> [Exercise requirements]: Find each line with the string "José" and report it.

** start Exercise data **

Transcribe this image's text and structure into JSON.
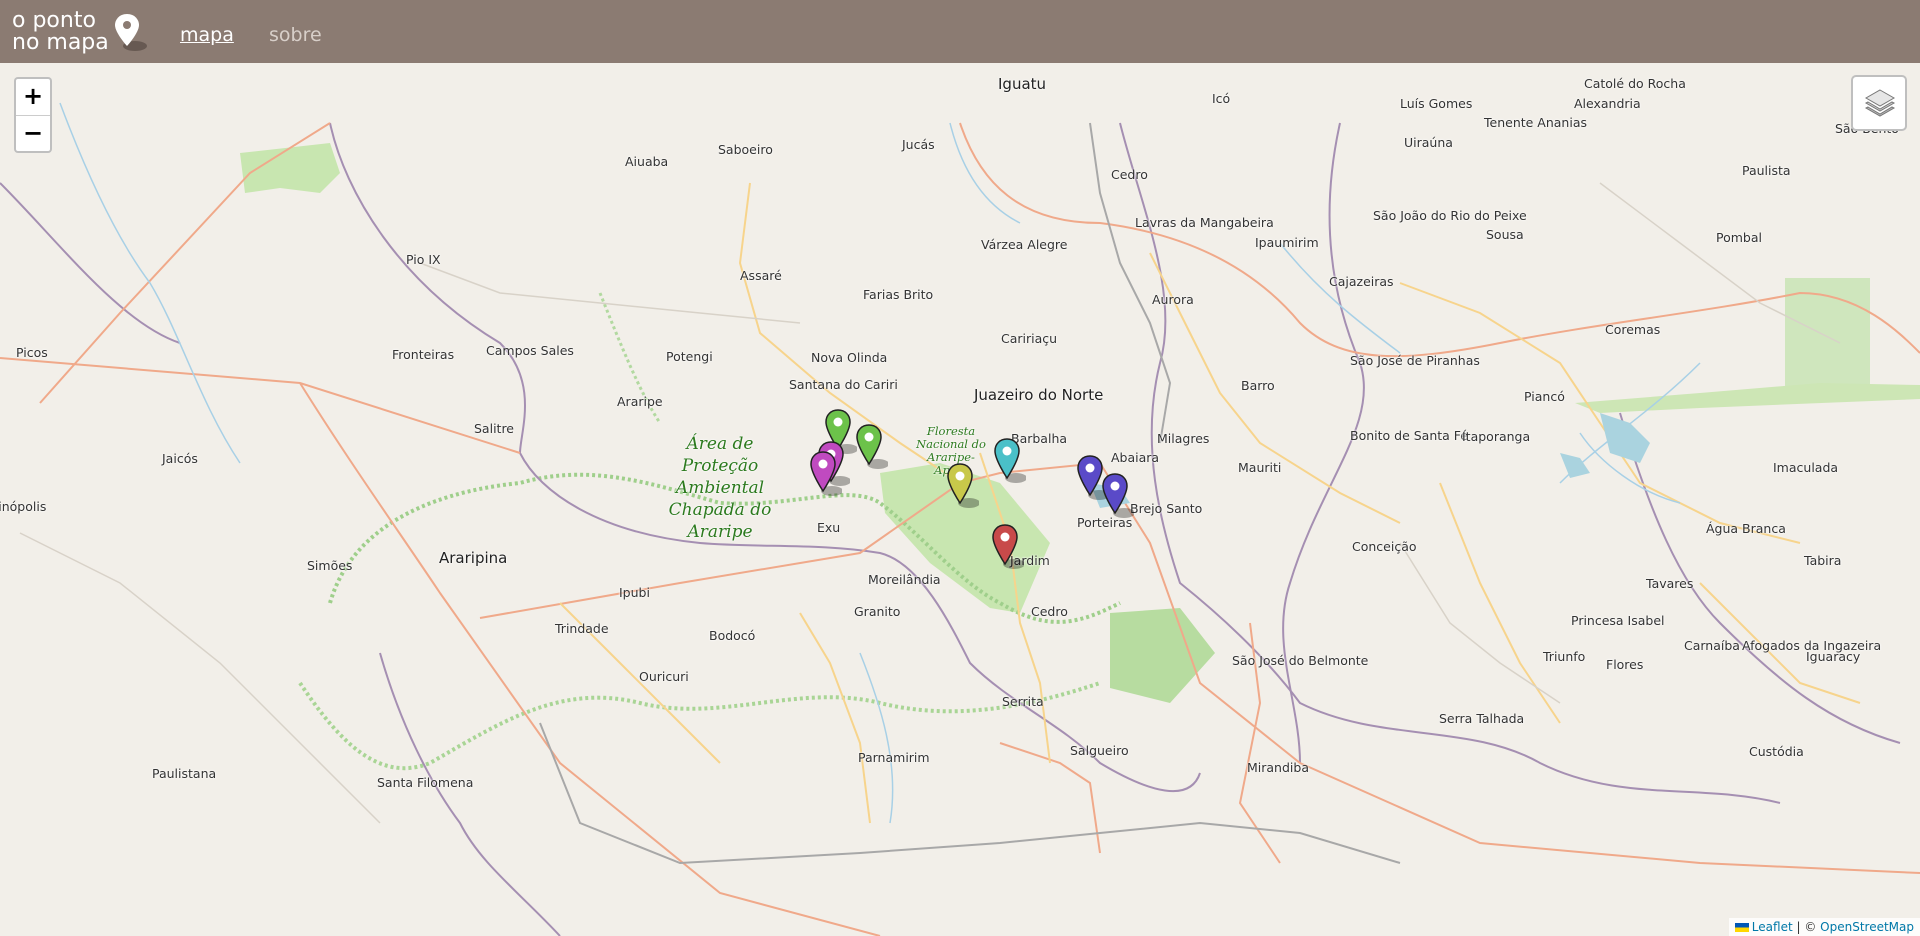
{
  "header": {
    "brand_line1": "o ponto",
    "brand_line2": "no mapa",
    "nav": [
      {
        "label": "mapa",
        "active": true
      },
      {
        "label": "sobre",
        "active": false
      }
    ]
  },
  "map": {
    "zoom_in": "+",
    "zoom_out": "−",
    "layers_icon": "layers-icon",
    "attribution": {
      "leaflet": "Leaflet",
      "separator": " | © ",
      "osm": "OpenStreetMap"
    },
    "places": [
      "Iguatu",
      "Icó",
      "Catolé do Rocha",
      "Luís Gomes",
      "Alexandria",
      "Tenente Ananias",
      "São Bento",
      "Aiuaba",
      "Saboeiro",
      "Jucás",
      "Cedro",
      "Uiraúna",
      "Paulista",
      "Lavras da Mangabeira",
      "Ipaumirim",
      "São João do Rio do Peixe",
      "Sousa",
      "Pombal",
      "Pio IX",
      "Várzea Alegre",
      "Assaré",
      "Farias Brito",
      "Aurora",
      "Cajazeiras",
      "Coremas",
      "Caririaçu",
      "Picos",
      "Fronteiras",
      "Campos Sales",
      "Potengi",
      "Nova Olinda",
      "São José de Piranhas",
      "Santana do Cariri",
      "Juazeiro do Norte",
      "Barro",
      "Piancó",
      "Araripe",
      "Salitre",
      "Barbalha",
      "Milagres",
      "Bonito de Santa Fé",
      "Itaporanga",
      "Jaicós",
      "Abaiara",
      "Mauriti",
      "Imaculada",
      "Brejo Santo",
      "Itainópolis",
      "Exu",
      "Porteiras",
      "Água Branca",
      "Araripina",
      "Conceição",
      "Simões",
      "Jardim",
      "Tabira",
      "Moreilândia",
      "Tavares",
      "Ipubi",
      "Granito",
      "Cedro",
      "Princesa Isabel",
      "Trindade",
      "Bodocó",
      "Triunfo",
      "Carnaíba",
      "Afogados da Ingazeira",
      "Ouricuri",
      "São José do Belmonte",
      "Flores",
      "Iguaracy",
      "Serrita",
      "Serra Talhada",
      "Parnamirim",
      "Salgueiro",
      "Custódia",
      "Paulistana",
      "Santa Filomena",
      "Mirandiba"
    ],
    "protected_areas": [
      "Área de Proteção Ambiental Chapada do Araripe",
      "Floresta Nacional do Araripe-Apodi"
    ],
    "markers": [
      {
        "color": "#6cc24a",
        "icon": "map-pin-icon"
      },
      {
        "color": "#6cc24a",
        "icon": "map-pin-icon"
      },
      {
        "color": "#c04ac0",
        "icon": "map-pin-icon"
      },
      {
        "color": "#c04ac0",
        "icon": "map-pin-icon"
      },
      {
        "color": "#c8c84a",
        "icon": "map-pin-icon"
      },
      {
        "color": "#4ac0c8",
        "icon": "map-pin-icon"
      },
      {
        "color": "#5a4ac8",
        "icon": "map-pin-icon"
      },
      {
        "color": "#5a4ac8",
        "icon": "map-pin-icon"
      },
      {
        "color": "#c84a4a",
        "icon": "map-pin-icon"
      }
    ]
  }
}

** end Exercise data **

> [Exercise solution]:
      "São José de Piranhas",
      "São José do Belmonte",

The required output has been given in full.